Collection entries

━━━━━━

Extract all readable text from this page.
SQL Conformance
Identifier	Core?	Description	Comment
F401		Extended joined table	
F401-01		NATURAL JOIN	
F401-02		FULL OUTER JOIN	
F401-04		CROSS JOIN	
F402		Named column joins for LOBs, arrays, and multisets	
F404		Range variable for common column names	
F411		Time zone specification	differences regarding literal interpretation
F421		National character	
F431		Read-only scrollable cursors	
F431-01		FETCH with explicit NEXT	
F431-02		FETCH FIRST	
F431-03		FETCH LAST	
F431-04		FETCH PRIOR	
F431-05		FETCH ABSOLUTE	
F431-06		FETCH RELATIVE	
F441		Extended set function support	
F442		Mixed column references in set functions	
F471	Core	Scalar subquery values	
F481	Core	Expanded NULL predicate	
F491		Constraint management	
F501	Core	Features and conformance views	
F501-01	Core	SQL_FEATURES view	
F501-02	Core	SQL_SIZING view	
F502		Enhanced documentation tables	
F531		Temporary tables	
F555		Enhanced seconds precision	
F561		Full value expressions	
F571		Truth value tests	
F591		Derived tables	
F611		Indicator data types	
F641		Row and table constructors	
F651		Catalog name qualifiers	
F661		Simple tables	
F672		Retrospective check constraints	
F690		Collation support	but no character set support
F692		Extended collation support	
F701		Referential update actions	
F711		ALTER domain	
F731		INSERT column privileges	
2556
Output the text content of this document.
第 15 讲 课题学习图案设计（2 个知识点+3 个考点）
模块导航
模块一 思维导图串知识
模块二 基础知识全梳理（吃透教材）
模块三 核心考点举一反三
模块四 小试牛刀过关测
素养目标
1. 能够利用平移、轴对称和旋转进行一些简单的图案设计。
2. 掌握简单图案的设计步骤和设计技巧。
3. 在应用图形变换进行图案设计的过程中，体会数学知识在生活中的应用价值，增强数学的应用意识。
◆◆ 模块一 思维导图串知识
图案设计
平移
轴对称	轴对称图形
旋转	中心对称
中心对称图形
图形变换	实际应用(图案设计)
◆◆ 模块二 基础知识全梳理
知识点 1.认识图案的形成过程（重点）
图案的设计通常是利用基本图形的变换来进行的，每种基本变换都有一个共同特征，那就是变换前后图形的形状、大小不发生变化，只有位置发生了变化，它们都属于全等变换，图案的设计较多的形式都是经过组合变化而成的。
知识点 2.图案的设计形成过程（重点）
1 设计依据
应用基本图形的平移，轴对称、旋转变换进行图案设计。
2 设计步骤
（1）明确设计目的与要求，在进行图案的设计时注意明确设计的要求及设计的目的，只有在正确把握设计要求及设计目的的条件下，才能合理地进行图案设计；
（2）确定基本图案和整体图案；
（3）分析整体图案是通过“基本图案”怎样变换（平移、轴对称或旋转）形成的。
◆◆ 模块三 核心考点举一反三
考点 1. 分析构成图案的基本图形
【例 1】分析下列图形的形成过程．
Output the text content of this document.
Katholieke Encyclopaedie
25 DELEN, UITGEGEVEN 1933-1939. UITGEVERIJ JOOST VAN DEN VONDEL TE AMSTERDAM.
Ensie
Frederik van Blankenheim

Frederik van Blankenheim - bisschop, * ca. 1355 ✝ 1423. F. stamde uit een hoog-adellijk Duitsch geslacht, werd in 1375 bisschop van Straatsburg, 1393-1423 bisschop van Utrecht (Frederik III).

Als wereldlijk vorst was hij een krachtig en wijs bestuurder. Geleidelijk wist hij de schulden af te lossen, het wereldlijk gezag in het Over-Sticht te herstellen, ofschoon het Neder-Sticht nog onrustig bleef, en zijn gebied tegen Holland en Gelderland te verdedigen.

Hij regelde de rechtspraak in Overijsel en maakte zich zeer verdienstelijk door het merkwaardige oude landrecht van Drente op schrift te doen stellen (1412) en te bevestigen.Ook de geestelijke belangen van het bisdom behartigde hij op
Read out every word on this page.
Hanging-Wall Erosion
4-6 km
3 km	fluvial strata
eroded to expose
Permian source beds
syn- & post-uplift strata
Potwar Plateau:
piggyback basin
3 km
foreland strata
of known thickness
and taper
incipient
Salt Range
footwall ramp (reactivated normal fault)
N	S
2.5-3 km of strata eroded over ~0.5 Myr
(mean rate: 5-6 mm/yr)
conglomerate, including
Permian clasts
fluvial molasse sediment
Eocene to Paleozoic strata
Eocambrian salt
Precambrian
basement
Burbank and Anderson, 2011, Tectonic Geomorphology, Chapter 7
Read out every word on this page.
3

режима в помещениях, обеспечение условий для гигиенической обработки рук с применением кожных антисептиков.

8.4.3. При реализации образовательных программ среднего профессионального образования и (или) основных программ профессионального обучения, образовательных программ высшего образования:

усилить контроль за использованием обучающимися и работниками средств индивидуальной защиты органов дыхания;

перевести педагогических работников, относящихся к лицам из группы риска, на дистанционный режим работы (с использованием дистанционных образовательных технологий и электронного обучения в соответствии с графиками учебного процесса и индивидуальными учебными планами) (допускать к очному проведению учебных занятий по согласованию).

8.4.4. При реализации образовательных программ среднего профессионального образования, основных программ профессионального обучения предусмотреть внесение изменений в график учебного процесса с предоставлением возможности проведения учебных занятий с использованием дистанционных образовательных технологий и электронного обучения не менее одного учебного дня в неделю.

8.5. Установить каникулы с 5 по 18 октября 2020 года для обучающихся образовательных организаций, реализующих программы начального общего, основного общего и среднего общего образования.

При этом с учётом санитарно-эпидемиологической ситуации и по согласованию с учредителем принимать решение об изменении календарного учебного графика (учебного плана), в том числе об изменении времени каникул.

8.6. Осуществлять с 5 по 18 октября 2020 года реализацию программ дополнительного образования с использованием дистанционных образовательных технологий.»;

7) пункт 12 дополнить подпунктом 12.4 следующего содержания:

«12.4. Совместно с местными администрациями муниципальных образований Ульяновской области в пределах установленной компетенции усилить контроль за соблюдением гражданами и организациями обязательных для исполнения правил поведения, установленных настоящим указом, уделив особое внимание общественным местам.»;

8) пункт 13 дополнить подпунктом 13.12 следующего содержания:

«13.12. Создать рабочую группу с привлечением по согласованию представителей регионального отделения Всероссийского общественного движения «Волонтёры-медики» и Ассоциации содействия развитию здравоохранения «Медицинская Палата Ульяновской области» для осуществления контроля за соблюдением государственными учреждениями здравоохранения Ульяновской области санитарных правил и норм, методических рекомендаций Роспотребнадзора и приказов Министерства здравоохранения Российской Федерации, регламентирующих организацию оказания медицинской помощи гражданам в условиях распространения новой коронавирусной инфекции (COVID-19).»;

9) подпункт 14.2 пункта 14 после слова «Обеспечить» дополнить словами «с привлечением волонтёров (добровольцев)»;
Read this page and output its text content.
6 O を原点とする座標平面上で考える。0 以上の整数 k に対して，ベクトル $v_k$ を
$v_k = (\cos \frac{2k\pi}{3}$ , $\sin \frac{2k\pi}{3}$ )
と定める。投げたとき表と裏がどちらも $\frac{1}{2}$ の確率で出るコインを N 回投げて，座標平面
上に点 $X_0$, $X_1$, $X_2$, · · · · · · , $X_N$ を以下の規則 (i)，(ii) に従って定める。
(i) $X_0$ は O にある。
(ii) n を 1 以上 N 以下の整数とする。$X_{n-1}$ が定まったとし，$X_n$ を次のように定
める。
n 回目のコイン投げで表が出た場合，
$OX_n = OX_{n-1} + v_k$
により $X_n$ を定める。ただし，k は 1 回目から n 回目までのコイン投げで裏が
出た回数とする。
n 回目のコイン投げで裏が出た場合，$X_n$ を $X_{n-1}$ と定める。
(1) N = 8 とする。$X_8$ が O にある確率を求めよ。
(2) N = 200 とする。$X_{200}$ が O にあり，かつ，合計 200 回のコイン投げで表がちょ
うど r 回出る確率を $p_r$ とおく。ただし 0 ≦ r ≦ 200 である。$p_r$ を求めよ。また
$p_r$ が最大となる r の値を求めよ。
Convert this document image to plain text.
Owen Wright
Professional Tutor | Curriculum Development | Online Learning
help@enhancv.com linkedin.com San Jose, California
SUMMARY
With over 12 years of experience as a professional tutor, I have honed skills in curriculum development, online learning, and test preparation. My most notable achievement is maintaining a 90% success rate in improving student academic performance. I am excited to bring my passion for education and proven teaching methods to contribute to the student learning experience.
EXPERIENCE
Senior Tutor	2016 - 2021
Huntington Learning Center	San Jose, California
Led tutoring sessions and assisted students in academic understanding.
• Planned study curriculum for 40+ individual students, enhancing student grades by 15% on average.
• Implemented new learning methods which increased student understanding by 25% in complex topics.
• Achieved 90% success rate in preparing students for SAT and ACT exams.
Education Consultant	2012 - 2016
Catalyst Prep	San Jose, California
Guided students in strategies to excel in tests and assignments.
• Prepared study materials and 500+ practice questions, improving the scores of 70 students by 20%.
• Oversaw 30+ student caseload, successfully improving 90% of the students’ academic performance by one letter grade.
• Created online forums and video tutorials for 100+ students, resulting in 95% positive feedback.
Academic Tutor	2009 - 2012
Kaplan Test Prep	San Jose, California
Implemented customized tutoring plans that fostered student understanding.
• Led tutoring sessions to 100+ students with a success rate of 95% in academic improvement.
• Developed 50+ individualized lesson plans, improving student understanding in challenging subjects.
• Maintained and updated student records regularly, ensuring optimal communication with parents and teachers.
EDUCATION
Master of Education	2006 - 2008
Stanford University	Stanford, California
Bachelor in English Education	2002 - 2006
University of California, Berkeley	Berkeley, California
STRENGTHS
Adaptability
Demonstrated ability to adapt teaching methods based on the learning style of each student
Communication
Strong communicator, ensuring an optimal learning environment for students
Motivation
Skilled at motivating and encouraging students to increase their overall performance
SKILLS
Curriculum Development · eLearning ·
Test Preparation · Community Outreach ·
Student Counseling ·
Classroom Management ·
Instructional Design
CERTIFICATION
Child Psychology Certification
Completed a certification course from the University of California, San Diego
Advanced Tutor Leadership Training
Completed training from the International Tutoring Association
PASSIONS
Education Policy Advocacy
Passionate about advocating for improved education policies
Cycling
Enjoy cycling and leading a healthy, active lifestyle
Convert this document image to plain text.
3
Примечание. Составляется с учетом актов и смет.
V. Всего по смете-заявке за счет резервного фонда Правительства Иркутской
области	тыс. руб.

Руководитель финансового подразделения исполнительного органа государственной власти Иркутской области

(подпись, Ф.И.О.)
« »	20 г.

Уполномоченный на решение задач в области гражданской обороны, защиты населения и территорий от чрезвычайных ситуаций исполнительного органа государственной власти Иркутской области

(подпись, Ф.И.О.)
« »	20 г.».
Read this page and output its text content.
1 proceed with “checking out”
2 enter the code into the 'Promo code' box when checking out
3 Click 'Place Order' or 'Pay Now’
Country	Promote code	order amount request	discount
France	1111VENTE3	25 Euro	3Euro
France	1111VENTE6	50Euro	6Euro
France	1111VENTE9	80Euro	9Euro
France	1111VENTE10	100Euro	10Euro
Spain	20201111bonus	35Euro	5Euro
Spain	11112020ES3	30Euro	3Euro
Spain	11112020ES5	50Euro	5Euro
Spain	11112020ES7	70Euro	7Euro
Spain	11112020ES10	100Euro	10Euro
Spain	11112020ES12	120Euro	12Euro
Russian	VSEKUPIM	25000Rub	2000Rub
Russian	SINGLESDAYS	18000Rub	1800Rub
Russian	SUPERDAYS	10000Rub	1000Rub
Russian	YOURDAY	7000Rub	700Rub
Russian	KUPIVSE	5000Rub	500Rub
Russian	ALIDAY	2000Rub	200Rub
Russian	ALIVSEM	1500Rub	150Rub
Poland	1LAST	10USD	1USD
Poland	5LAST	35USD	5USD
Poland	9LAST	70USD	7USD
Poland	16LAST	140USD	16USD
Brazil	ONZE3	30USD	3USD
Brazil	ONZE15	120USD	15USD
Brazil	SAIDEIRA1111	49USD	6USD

━━━━━━

= THE REQUEST =
Copy out every line from the material above in which the word "tests" appears.

= RIGHT ANSWER =
F571		Truth value tests	
Guided students in strategies to excel in tests and assignments.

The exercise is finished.